### WRITTEN REQUEST
Write out every line below that includes the word "frac".

### SOURCE RECORDS
.....

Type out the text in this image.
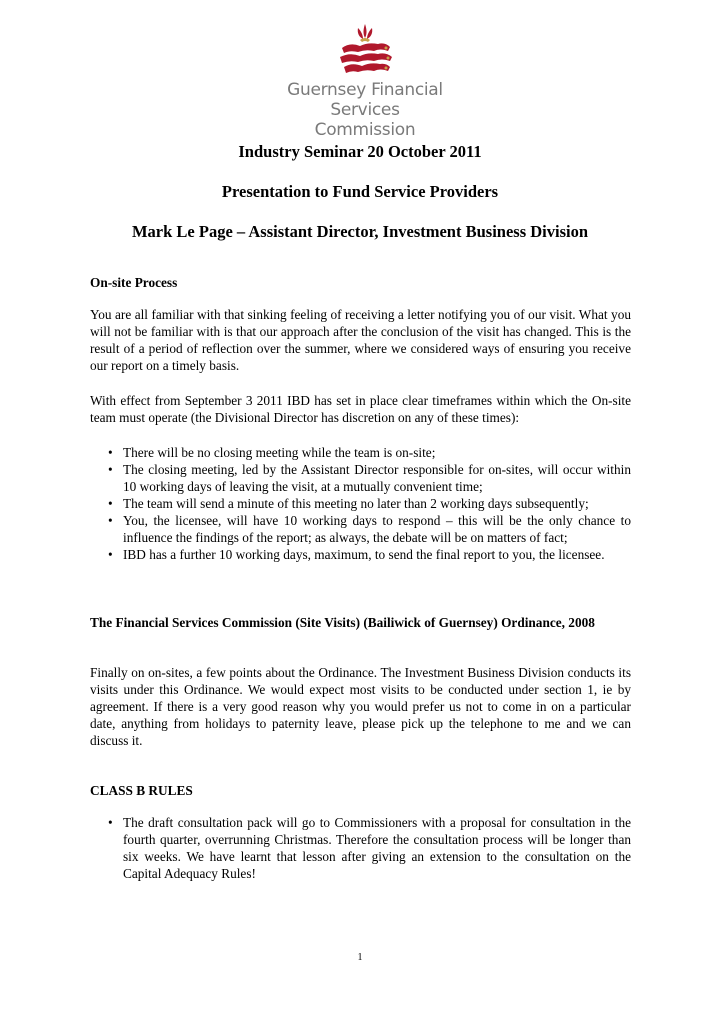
Guernsey Financial
Services Commission
Industry Seminar 20 October 2011
Presentation to Fund Service Providers
Mark Le Page – Assistant Director, Investment Business Division
On-site Process

You are all familiar with that sinking feeling of receiving a letter notifying you of our visit. What you will not be familiar with is that our approach after the conclusion of the visit has changed. This is the result of a period of reflection over the summer, where we considered ways of ensuring you receive our report on a timely basis.

With effect from September 3 2011 IBD has set in place clear timeframes within which the On-site team must operate (the Divisional Director has discretion on any of these times):

• There will be no closing meeting while the team is on-site;
• The closing meeting, led by the Assistant Director responsible for on-sites, will occur within 10 working days of leaving the visit, at a mutually convenient time;
• The team will send a minute of this meeting no later than 2 working days subsequently;
• You, the licensee, will have 10 working days to respond – this will be the only chance to influence the findings of the report; as always, the debate will be on matters of fact;
• IBD has a further 10 working days, maximum, to send the final report to you, the licensee.

The Financial Services Commission (Site Visits) (Bailiwick of Guernsey) Ordinance, 2008

Finally on on-sites, a few points about the Ordinance. The Investment Business Division conducts its visits under this Ordinance. We would expect most visits to be conducted under section 1, ie by agreement. If there is a very good reason why you would prefer us not to come in on a particular date, anything from holidays to paternity leave, please pick up the telephone to me and we can discuss it.

CLASS B RULES
• The draft consultation pack will go to Commissioners with a proposal for consultation in the fourth quarter, overrunning Christmas. Therefore the consultation process will be longer than six weeks. We have learnt that lesson after giving an extension to the consultation on the Capital Adequacy Rules!
1
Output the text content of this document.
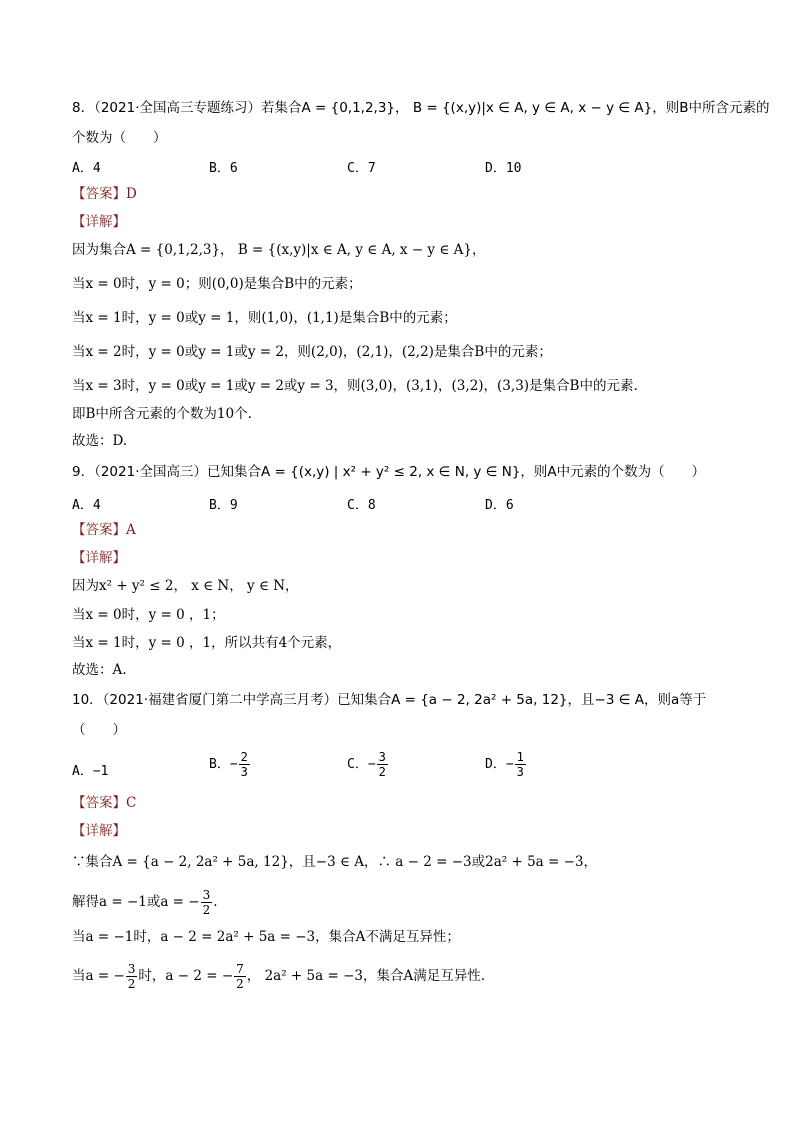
8．（2021·全国高三专题练习）若集合A = {0,1,2,3}， B = {(x,y)|x ∈ A, y ∈ A, x − y ∈ A}，则B中所含元素的
个数为（　　）
A．4	B．6	C．7	D．10
【答案】D
【详解】
因为集合A = {0,1,2,3}， B = {(x,y)|x ∈ A, y ∈ A, x − y ∈ A}，
当x = 0时，y = 0；则(0,0)是集合B中的元素；
当x = 1时，y = 0或y = 1，则(1,0)，(1,1)是集合B中的元素；
当x = 2时，y = 0或y = 1或y = 2，则(2,0)，(2,1)，(2,2)是集合B中的元素；
当x = 3时，y = 0或y = 1或y = 2或y = 3，则(3,0)，(3,1)，(3,2)，(3,3)是集合B中的元素.
即B中所含元素的个数为10个.
故选：D.
9．（2021·全国高三）已知集合A = {(x,y) | x² + y² ≤ 2, x ∈ N, y ∈ N}，则A中元素的个数为（　　）
A．4	B．9	C．8	D．6
【答案】A
【详解】
因为x² + y² ≤ 2， x ∈ N， y ∈ N，
当x = 0时，y = 0 ，1；
当x = 1时，y = 0 ，1，所以共有4个元素，
故选：A.
10．（2021·福建省厦门第二中学高三月考）已知集合A = {a − 2, 2a² + 5a, 12}，且−3 ∈ A，则a等于
（　　）
A．−1	B．− $\frac{2}{3}$	C．− $\frac{3}{2}$	D．− $\frac{1}{3}$
【答案】C
【详解】
∵集合A = {a − 2, 2a² + 5a, 12}，且−3 ∈ A，∴ a − 2 = −3或2a² + 5a = −3，
解得a = −1或a = − $\frac{3}{2}$ .
当a = −1时，a − 2 = 2a² + 5a = −3，集合A不满足互异性；
当a = − $\frac{3}{2}$ 时，a − 2 = − $\frac{7}{2}$ ， 2a² + 5a = −3，集合A满足互异性.
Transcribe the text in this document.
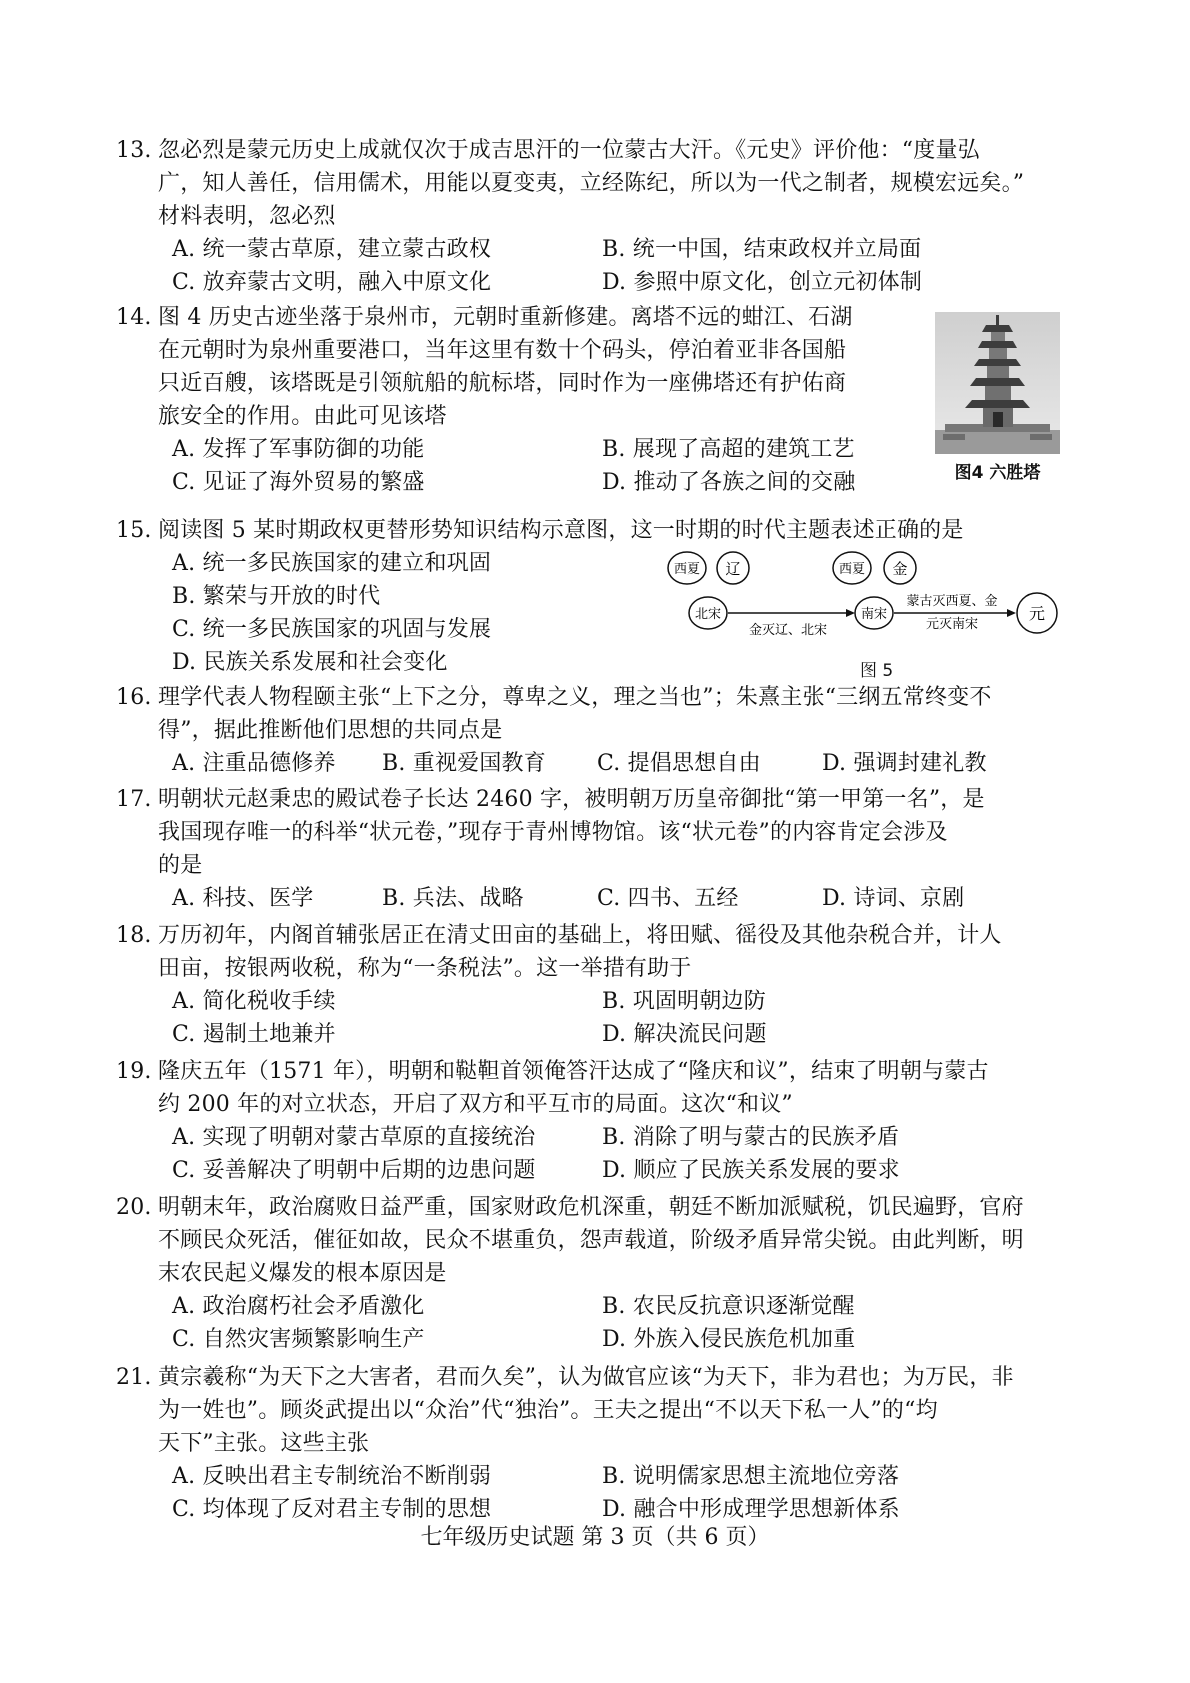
13. 忽必烈是蒙元历史上成就仅次于成吉思汗的一位蒙古大汗。《元史》评价他：“度量弘
广，知人善任，信用儒术，用能以夏变夷，立经陈纪，所以为一代之制者，规模宏远矣。”
材料表明，忽必烈
A. 统一蒙古草原，建立蒙古政权	B. 统一中国，结束政权并立局面
C. 放弃蒙古文明，融入中原文化	D. 参照中原文化，创立元初体制
14. 图 4 历史古迹坐落于泉州市，元朝时重新修建。离塔不远的蚶江、石湖
在元朝时为泉州重要港口，当年这里有数十个码头，停泊着亚非各国船
只近百艘，该塔既是引领航船的航标塔，同时作为一座佛塔还有护佑商
旅安全的作用。由此可见该塔
A. 发挥了军事防御的功能	B. 展现了高超的建筑工艺
C. 见证了海外贸易的繁盛	D. 推动了各族之间的交融	图4 六胜塔
15. 阅读图 5 某时期政权更替形势知识结构示意图，这一时期的时代主题表述正确的是
A. 统一多民族国家的建立和巩固
B. 繁荣与开放的时代
C. 统一多民族国家的巩固与发展
D. 民族关系发展和社会变化
西夏 辽	西夏 金
北宋	南宋	元
金灭辽、北宋
蒙古灭西夏、金
元灭南宋
图 5
16. 理学代表人物程颐主张“上下之分，尊卑之义，理之当也”；朱熹主张“三纲五常终变不
得”，据此推断他们思想的共同点是
A. 注重品德修养	B. 重视爱国教育	C. 提倡思想自由	D. 强调封建礼教
17. 明朝状元赵秉忠的殿试卷子长达 2460 字，被明朝万历皇帝御批“第一甲第一名”，是
我国现存唯一的科举“状元卷，”现存于青州博物馆。该“状元卷”的内容肯定会涉及
的是
A. 科技、医学	B. 兵法、战略	C. 四书、五经	D. 诗词、京剧
18. 万历初年，内阁首辅张居正在清丈田亩的基础上，将田赋、徭役及其他杂税合并，计人
田亩，按银两收税，称为“一条税法”。这一举措有助于
A. 简化税收手续	B. 巩固明朝边防
C. 遏制土地兼并	D. 解决流民问题
19. 隆庆五年（1571 年），明朝和鞑靼首领俺答汗达成了“隆庆和议”，结束了明朝与蒙古
约 200 年的对立状态，开启了双方和平互市的局面。这次“和议”
A. 实现了明朝对蒙古草原的直接统治	B. 消除了明与蒙古的民族矛盾
C. 妥善解决了明朝中后期的边患问题	D. 顺应了民族关系发展的要求
20. 明朝末年，政治腐败日益严重，国家财政危机深重，朝廷不断加派赋税，饥民遍野，官府
不顾民众死活，催征如故，民众不堪重负，怨声载道，阶级矛盾异常尖锐。由此判断，明
末农民起义爆发的根本原因是
A. 政治腐朽社会矛盾激化	B. 农民反抗意识逐渐觉醒
C. 自然灾害频繁影响生产	D. 外族入侵民族危机加重
21. 黄宗羲称“为天下之大害者，君而久矣”，认为做官应该“为天下，非为君也；为万民，非
为一姓也”。顾炎武提出以“众治”代“独治”。王夫之提出“不以天下私一人”的“均
天下”主张。这些主张
A. 反映出君主专制统治不断削弱	B. 说明儒家思想主流地位旁落
C. 均体现了反对君主专制的思想	D. 融合中形成理学思想新体系
七年级历史试题 第 3 页（共 6 页）
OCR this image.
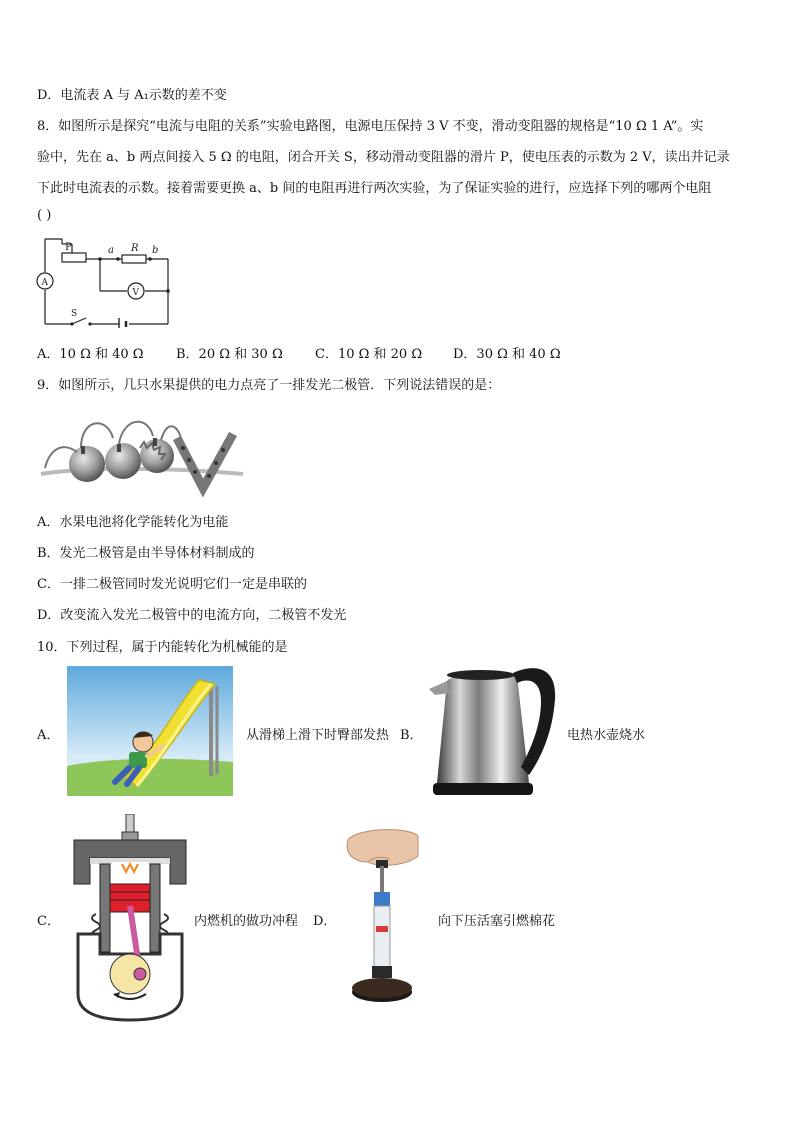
D．电流表 A 与 A₁示数的差不变
8．如图所示是探究“电流与电阻的关系”实验电路图，电源电压保持 3 V 不变，滑动变阻器的规格是“10 Ω 1 A”。实
验中，先在 a、b 两点间接入 5 Ω 的电阻，闭合开关 S，移动滑动变阻器的滑片 P，使电压表的示数为 2 V，读出并记录
下此时电流表的示数。接着需要更换 a、b 间的电阻再进行两次实验，为了保证实验的进行，应选择下列的哪两个电阻
( )
P	a R b
A
V
S
A．10 Ω 和 40 Ω B．20 Ω 和 30 Ω C．10 Ω 和 20 Ω D．30 Ω 和 40 Ω
9．如图所示，几只水果提供的电力点亮了一排发光二极管．下列说法错误的是：
A．水果电池将化学能转化为电能
B．发光二极管是由半导体材料制成的
C．一排二极管同时发光说明它们一定是串联的
D．改变流入发光二极管中的电流方向，二极管不发光
10．下列过程，属于内能转化为机械能的是
A．	从滑梯上滑下时臀部发热 B．	电热水壶烧水
C．	内燃机的做功冲程 D．	向下压活塞引燃棉花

.....

### COMPLETE ANSWER
A．−1	B．− $\frac{2}{3}$	C．− $\frac{3}{2}$	D．− $\frac{1}{3}$
解得a = −1或a = − $\frac{3}{2}$ .
当a = − $\frac{3}{2}$ 时，a − 2 = − $\frac{7}{2}$ ， 2a² + 5a = −3，集合A满足互异性.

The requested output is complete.